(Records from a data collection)
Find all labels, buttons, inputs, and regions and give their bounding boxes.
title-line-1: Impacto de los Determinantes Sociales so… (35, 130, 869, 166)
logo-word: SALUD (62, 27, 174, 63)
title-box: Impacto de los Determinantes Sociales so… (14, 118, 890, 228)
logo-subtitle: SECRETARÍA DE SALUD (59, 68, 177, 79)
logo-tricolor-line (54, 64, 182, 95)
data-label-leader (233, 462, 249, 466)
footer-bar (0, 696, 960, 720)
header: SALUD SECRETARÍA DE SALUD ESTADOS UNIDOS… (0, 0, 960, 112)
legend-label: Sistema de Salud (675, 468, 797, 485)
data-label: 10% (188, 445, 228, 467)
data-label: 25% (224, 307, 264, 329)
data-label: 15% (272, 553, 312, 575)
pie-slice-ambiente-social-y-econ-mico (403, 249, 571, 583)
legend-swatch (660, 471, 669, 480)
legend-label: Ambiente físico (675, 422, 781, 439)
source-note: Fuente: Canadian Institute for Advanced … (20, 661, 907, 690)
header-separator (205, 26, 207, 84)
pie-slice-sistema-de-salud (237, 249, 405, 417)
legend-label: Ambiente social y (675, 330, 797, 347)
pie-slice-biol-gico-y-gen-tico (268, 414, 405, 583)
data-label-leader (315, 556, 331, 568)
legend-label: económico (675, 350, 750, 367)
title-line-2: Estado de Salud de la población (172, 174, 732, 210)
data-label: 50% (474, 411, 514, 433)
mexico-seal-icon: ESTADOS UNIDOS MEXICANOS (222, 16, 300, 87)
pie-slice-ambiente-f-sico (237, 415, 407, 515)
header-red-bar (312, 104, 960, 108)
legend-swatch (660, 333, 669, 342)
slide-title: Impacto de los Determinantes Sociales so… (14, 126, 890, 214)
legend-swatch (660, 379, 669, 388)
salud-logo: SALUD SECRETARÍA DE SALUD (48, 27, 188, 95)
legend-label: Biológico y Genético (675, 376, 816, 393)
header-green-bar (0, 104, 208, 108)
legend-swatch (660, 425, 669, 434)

STATED EXERCISE:
Reproduce all of the lines above word for word.

ANSWER TO THIS TASK:
Find all labels, buttons, inputs, and regions and give their bounding boxes.
title-line-1: Impacto de los Determinantes Sociales so… (35, 130, 869, 166)
logo-word: SALUD (62, 27, 174, 63)
title-box: Impacto de los Determinantes Sociales so… (14, 118, 890, 228)
logo-subtitle: SECRETARÍA DE SALUD (59, 68, 177, 79)
logo-tricolor-line (54, 64, 182, 95)
data-label-leader (233, 462, 249, 466)
footer-bar (0, 696, 960, 720)
header: SALUD SECRETARÍA DE SALUD ESTADOS UNIDOS… (0, 0, 960, 112)
legend-label: Sistema de Salud (675, 468, 797, 485)
data-label: 10% (188, 445, 228, 467)
data-label: 25% (224, 307, 264, 329)
data-label: 15% (272, 553, 312, 575)
pie-slice-ambiente-social-y-econ-mico (403, 249, 571, 583)
legend-swatch (660, 471, 669, 480)
legend-label: Ambiente físico (675, 422, 781, 439)
source-note: Fuente: Canadian Institute for Advanced … (20, 661, 907, 690)
header-separator (205, 26, 207, 84)
pie-slice-sistema-de-salud (237, 249, 405, 417)
legend-label: Ambiente social y (675, 330, 797, 347)
pie-slice-biol-gico-y-gen-tico (268, 414, 405, 583)
data-label-leader (315, 556, 331, 568)
legend-label: económico (675, 350, 750, 367)
title-line-2: Estado de Salud de la población (172, 174, 732, 210)
data-label: 50% (474, 411, 514, 433)
mexico-seal-icon: ESTADOS UNIDOS MEXICANOS (222, 16, 300, 87)
pie-slice-ambiente-f-sico (237, 415, 407, 515)
header-red-bar (312, 104, 960, 108)
legend-swatch (660, 333, 669, 342)
slide-title: Impacto de los Determinantes Sociales so… (14, 126, 890, 214)
legend-swatch (660, 379, 669, 388)
salud-logo: SALUD SECRETARÍA DE SALUD (48, 27, 188, 95)
legend-label: Biológico y Genético (675, 376, 816, 393)
header-green-bar (0, 104, 208, 108)
legend-swatch (660, 425, 669, 434)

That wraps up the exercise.